* Exercise directions: Select every line below containing the word "What".

* Exercise data:
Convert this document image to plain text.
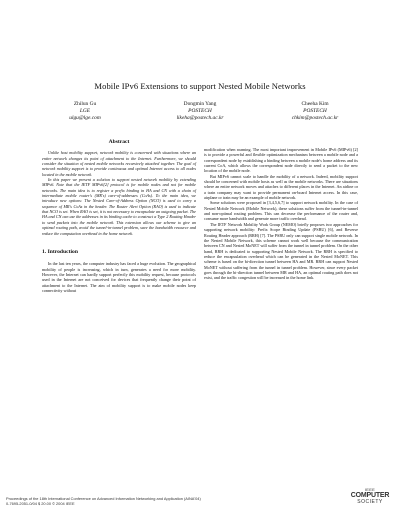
Mobile IPv6 Extensions to support Nested Mobile Networks
Zhilun Gu
LGE
ulgu@lge.com
Dongmin Yang
POSTECH
likeha@postech.ac.kr
Cheeha Kim
POSTECH
chkim@postech.ac.kr
Abstract

Unlike host mobility support, network mobility is concerned with situations where an entire network changes its point of attachment to the Internet. Furthermore, we should consider the situation of nested mobile networks recursively attached together. The goal of network mobility support is to provide continuous and optimal Internet access to all nodes located in the mobile network.

In this paper we present a solution to support nested network mobility by extending MIPv6. Note that the IETF MIPv6[2] protocol is for mobile nodes and not for mobile networks. The main idea is to register a prefix binding in HA and CN with a chain of intermediate mobile router's (MR's) care-of-addresses (CoAs). To the main idea, we introduce new options: The Nested Care-of-Address Option (NCO) is used to carry a sequence of MR's CoAs in the header. The Router Alert Option (RAO) is used to indicate that NCO is set. When RAO is set, it is not necessary to encapsulate an outgoing packet. The HA and CN can use the addresses in its binding cache to construct a Type 2 Routing Header to send packets into the mobile network. This extension allows our scheme to give an optimal routing path, avoid the tunnel-in-tunnel problem, save the bandwidth resource and reduce the computation overhead in the home network.

1. Introduction

In the last ten years, the computer industry has faced a huge evolution. The geographical mobility of people is increasing, which in turn, generates a need for more mobility. However, the Internet can hardly support perfectly this mobility request, because protocols used in the Internet are not conceived for devices that frequently change their point of attachment to the Internet. The aim of mobility support is to make mobile nodes keep connectivity without

modification when roaming. The most important improvement in Mobile IPv6 (MIPv6) [2] is to provide a powerful and flexible optimization mechanism between a mobile node and a correspondent node by establishing a binding between a mobile node's home address and its current CoA, which allows the correspondent node directly to send a packet to the new location of the mobile node.

But MIPv6 cannot scale to handle the mobility of a network. Indeed, mobility support should be concerned with mobile hosts as well as the mobile networks. There are situations where an entire network moves and attaches to different places in the Internet. An airline or a train company may want to provide permanent on-board Internet access. In this case, airplane or train may be an example of mobile network.

Some solutions were proposed in [3,4,5,6,7] to support network mobility. In the case of Nested Mobile Network (Mobile Network), these solutions suffer from the tunnel-in-tunnel and non-optimal routing problem. This can decrease the performance of the router and, consume more bandwidth and generate more traffic overhead.

The IETF Network Mobility Work Group (NEMO) briefly proposes two approaches for supporting network mobility: Prefix Scope Binding Update (PSBU) [6], and Reverse Routing Header approach (RRH) [7]. The PSBU only can support single mobile network. In the Nested Mobile Network, this scheme cannot work well because the communication between CN and Nested MoNET will suffer from the tunnel in tunnel problem. On the other hand, RRH is dedicated to supporting Nested Mobile Network. The RRH is specified to reduce the encapsulation overhead which can be generated in the Nested MoNET. This scheme is based on the bi-direction tunnel between HA and MR. RRH can support Nested MoNET without suffering from the tunnel in tunnel problem. However, since every packet goes through the bi-direction tunnel between MR and HA, an optimal routing path does not exist, and the traffic congestion will be increased in the home link.

Proceedings of the 18th International Conference on Advanced Information Networking and Application (AINA'04)
0-7695-2051-0/04 $ 20.00 © 2004 IEEE
IEEE
COMPUTER
SOCIETY
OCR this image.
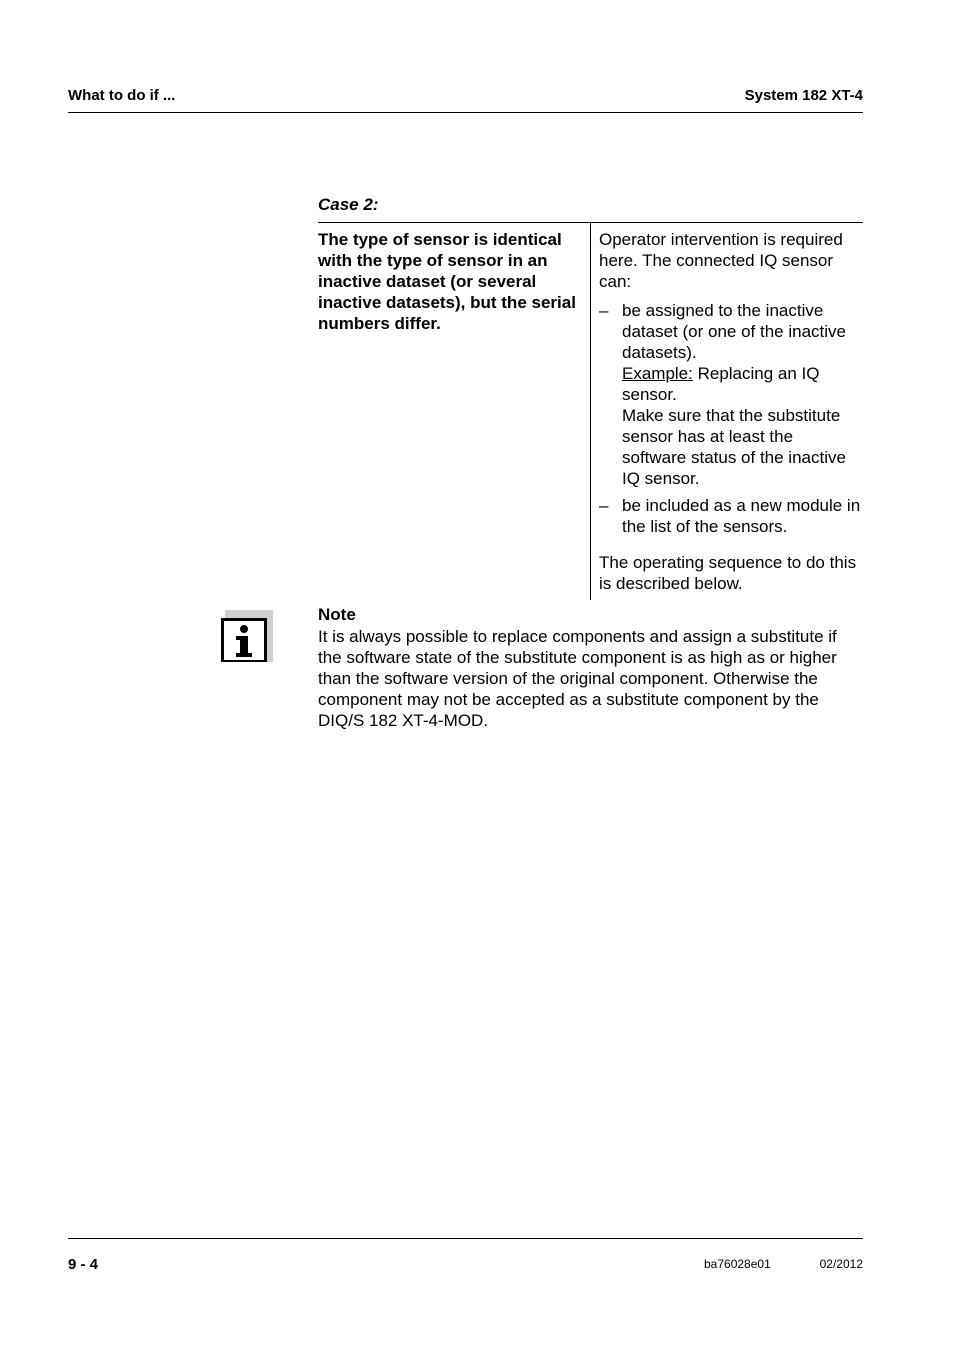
What to do if ...	System 182 XT-4
Case 2:
The type of sensor is identical with the type of sensor in an inactive dataset (or several inactive datasets), but the serial numbers differ.

Operator intervention is required here. The connected IQ sensor can:

– be assigned to the inactive dataset (or one of the inactive datasets).
Example: Replacing an IQ sensor.
Make sure that the substitute sensor has at least the software status of the inactive IQ sensor.
– be included as a new module in the list of the sensors.

The operating sequence to do this is described below.

Note
It is always possible to replace components and assign a substitute if the software state of the substitute component is as high as or higher than the software version of the original component. Otherwise the component may not be accepted as a substitute component by the DIQ/S 182 XT-4-MOD.
9 - 4	ba76028e01	02/2012
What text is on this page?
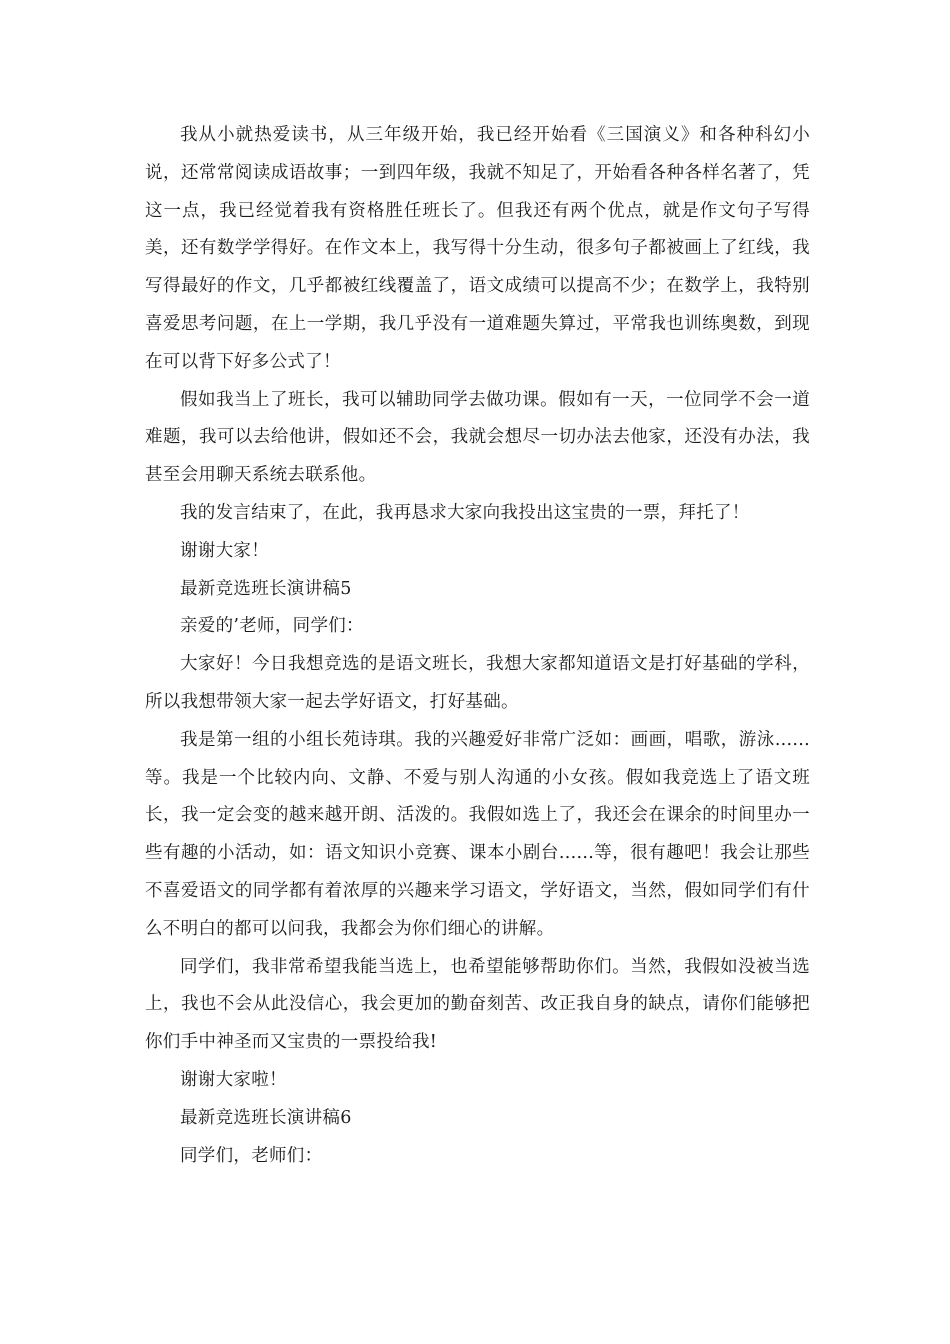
我从小就热爱读书，从三年级开始，我已经开始看《三国演义》和各种科幻小说，还常常阅读成语故事；一到四年级，我就不知足了，开始看各种各样名著了，凭这一点，我已经觉着我有资格胜任班长了。但我还有两个优点，就是作文句子写得美，还有数学学得好。在作文本上，我写得十分生动，很多句子都被画上了红线，我写得最好的作文，几乎都被红线覆盖了，语文成绩可以提高不少；在数学上，我特别喜爱思考问题，在上一学期，我几乎没有一道难题失算过，平常我也训练奥数，到现在可以背下好多公式了！

假如我当上了班长，我可以辅助同学去做功课。假如有一天，一位同学不会一道难题，我可以去给他讲，假如还不会，我就会想尽一切办法去他家，还没有办法，我甚至会用聊天系统去联系他。

我的发言结束了，在此，我再恳求大家向我投出这宝贵的一票，拜托了！

谢谢大家！

最新竞选班长演讲稿5

亲爱的’老师，同学们：

大家好！今日我想竞选的是语文班长，我想大家都知道语文是打好基础的学科，所以我想带领大家一起去学好语文，打好基础。

我是第一组的小组长苑诗琪。我的兴趣爱好非常广泛如：画画，唱歌，游泳......等。我是一个比较内向、文静、不爱与别人沟通的小女孩。假如我竞选上了语文班长，我一定会变的越来越开朗、活泼的。我假如选上了，我还会在课余的时间里办一些有趣的小活动，如：语文知识小竞赛、课本小剧台......等，很有趣吧！我会让那些不喜爱语文的同学都有着浓厚的兴趣来学习语文，学好语文，当然，假如同学们有什么不明白的都可以问我，我都会为你们细心的讲解。

同学们，我非常希望我能当选上，也希望能够帮助你们。当然，我假如没被当选上，我也不会从此没信心，我会更加的勤奋刻苦、改正我自身的缺点，请你们能够把你们手中神圣而又宝贵的一票投给我!

谢谢大家啦！

最新竞选班长演讲稿6

同学们，老师们：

* Exercise result:
What to do if ...	System 182 XT-4
What text is on this page?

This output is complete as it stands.